● **Written exercise**: Without the pictures, output the records below word for word.

··· Task data

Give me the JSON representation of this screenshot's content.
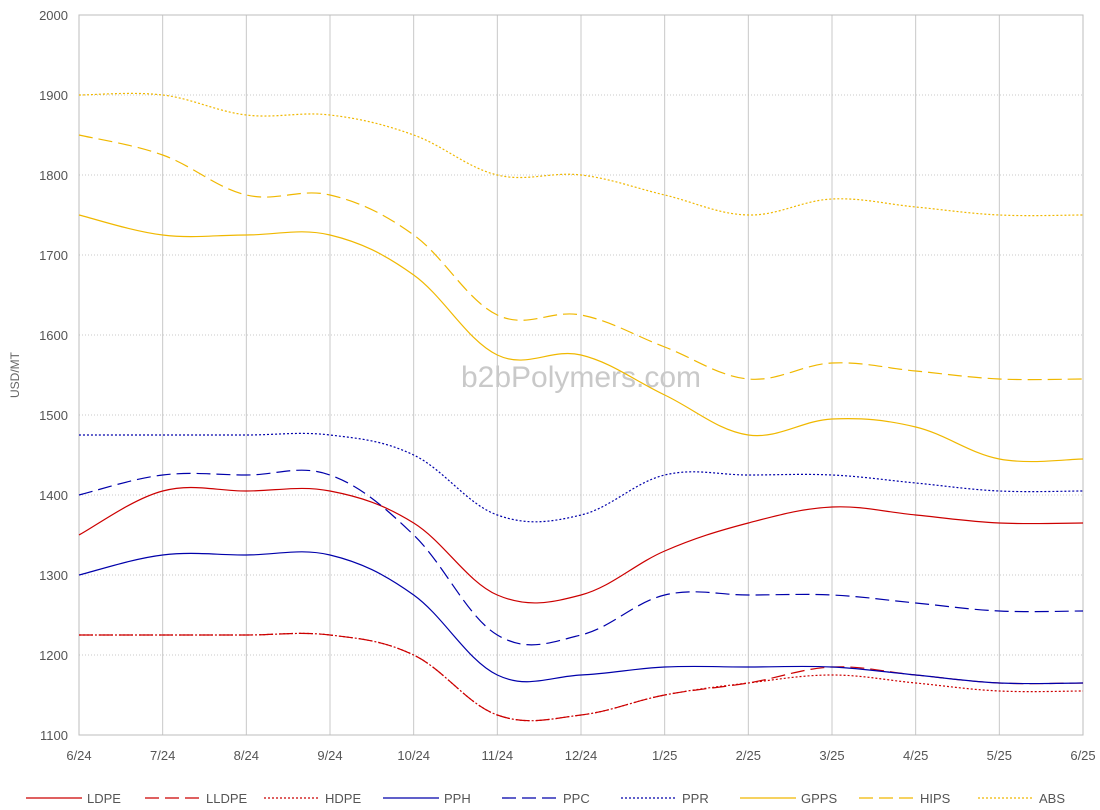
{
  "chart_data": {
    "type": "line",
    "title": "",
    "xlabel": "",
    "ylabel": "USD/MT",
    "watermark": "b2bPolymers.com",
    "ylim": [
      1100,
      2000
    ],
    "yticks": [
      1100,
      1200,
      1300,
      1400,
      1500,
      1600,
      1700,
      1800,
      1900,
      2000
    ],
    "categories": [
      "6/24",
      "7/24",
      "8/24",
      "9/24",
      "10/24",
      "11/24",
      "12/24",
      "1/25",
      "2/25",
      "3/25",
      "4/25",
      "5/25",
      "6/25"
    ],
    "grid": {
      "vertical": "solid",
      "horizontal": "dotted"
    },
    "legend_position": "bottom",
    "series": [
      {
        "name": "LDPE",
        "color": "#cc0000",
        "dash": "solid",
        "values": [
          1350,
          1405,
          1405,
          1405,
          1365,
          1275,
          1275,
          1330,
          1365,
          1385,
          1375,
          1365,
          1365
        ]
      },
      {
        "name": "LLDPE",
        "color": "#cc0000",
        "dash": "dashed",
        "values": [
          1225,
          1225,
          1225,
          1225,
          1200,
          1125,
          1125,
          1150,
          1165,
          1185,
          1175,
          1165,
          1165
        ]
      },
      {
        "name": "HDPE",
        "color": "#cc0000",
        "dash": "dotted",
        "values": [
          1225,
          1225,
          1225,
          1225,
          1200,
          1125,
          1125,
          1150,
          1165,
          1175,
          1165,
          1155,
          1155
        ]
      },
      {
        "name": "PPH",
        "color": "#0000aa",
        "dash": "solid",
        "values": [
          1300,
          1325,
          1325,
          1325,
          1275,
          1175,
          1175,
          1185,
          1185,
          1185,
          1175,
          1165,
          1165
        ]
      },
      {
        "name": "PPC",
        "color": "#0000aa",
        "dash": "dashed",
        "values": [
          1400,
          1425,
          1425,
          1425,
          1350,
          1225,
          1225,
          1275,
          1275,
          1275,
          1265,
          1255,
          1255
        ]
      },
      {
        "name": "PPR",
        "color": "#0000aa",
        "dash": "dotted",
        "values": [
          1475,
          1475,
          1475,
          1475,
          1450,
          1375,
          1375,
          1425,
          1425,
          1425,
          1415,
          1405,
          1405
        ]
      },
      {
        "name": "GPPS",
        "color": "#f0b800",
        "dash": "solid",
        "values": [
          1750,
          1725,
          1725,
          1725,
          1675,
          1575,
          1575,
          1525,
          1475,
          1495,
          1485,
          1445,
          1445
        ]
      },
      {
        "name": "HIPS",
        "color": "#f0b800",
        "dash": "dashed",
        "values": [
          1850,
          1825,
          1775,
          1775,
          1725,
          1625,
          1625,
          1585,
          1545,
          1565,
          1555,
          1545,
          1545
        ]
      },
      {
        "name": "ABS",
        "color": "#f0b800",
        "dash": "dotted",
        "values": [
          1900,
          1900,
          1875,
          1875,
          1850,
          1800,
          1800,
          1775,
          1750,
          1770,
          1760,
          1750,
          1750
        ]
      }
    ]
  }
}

······

● **Reply to the task**:
Give me the JSON representation of this screenshot's content.
{
  "chart_data": {
    "type": "line",
    "title": "",
    "xlabel": "",
    "ylabel": "USD/MT",
    "watermark": "b2bPolymers.com",
    "ylim": [
      1100,
      2000
    ],
    "yticks": [
      1100,
      1200,
      1300,
      1400,
      1500,
      1600,
      1700,
      1800,
      1900,
      2000
    ],
    "categories": [
      "6/24",
      "7/24",
      "8/24",
      "9/24",
      "10/24",
      "11/24",
      "12/24",
      "1/25",
      "2/25",
      "3/25",
      "4/25",
      "5/25",
      "6/25"
    ],
    "grid": {
      "vertical": "solid",
      "horizontal": "dotted"
    },
    "legend_position": "bottom",
    "series": [
      {
        "name": "LDPE",
        "color": "#cc0000",
        "dash": "solid",
        "values": [
          1350,
          1405,
          1405,
          1405,
          1365,
          1275,
          1275,
          1330,
          1365,
          1385,
          1375,
          1365,
          1365
        ]
      },
      {
        "name": "LLDPE",
        "color": "#cc0000",
        "dash": "dashed",
        "values": [
          1225,
          1225,
          1225,
          1225,
          1200,
          1125,
          1125,
          1150,
          1165,
          1185,
          1175,
          1165,
          1165
        ]
      },
      {
        "name": "HDPE",
        "color": "#cc0000",
        "dash": "dotted",
        "values": [
          1225,
          1225,
          1225,
          1225,
          1200,
          1125,
          1125,
          1150,
          1165,
          1175,
          1165,
          1155,
          1155
        ]
      },
      {
        "name": "PPH",
        "color": "#0000aa",
        "dash": "solid",
        "values": [
          1300,
          1325,
          1325,
          1325,
          1275,
          1175,
          1175,
          1185,
          1185,
          1185,
          1175,
          1165,
          1165
        ]
      },
      {
        "name": "PPC",
        "color": "#0000aa",
        "dash": "dashed",
        "values": [
          1400,
          1425,
          1425,
          1425,
          1350,
          1225,
          1225,
          1275,
          1275,
          1275,
          1265,
          1255,
          1255
        ]
      },
      {
        "name": "PPR",
        "color": "#0000aa",
        "dash": "dotted",
        "values": [
          1475,
          1475,
          1475,
          1475,
          1450,
          1375,
          1375,
          1425,
          1425,
          1425,
          1415,
          1405,
          1405
        ]
      },
      {
        "name": "GPPS",
        "color": "#f0b800",
        "dash": "solid",
        "values": [
          1750,
          1725,
          1725,
          1725,
          1675,
          1575,
          1575,
          1525,
          1475,
          1495,
          1485,
          1445,
          1445
        ]
      },
      {
        "name": "HIPS",
        "color": "#f0b800",
        "dash": "dashed",
        "values": [
          1850,
          1825,
          1775,
          1775,
          1725,
          1625,
          1625,
          1585,
          1545,
          1565,
          1555,
          1545,
          1545
        ]
      },
      {
        "name": "ABS",
        "color": "#f0b800",
        "dash": "dotted",
        "values": [
          1900,
          1900,
          1875,
          1875,
          1850,
          1800,
          1800,
          1775,
          1750,
          1770,
          1760,
          1750,
          1750
        ]
      }
    ]
  }
}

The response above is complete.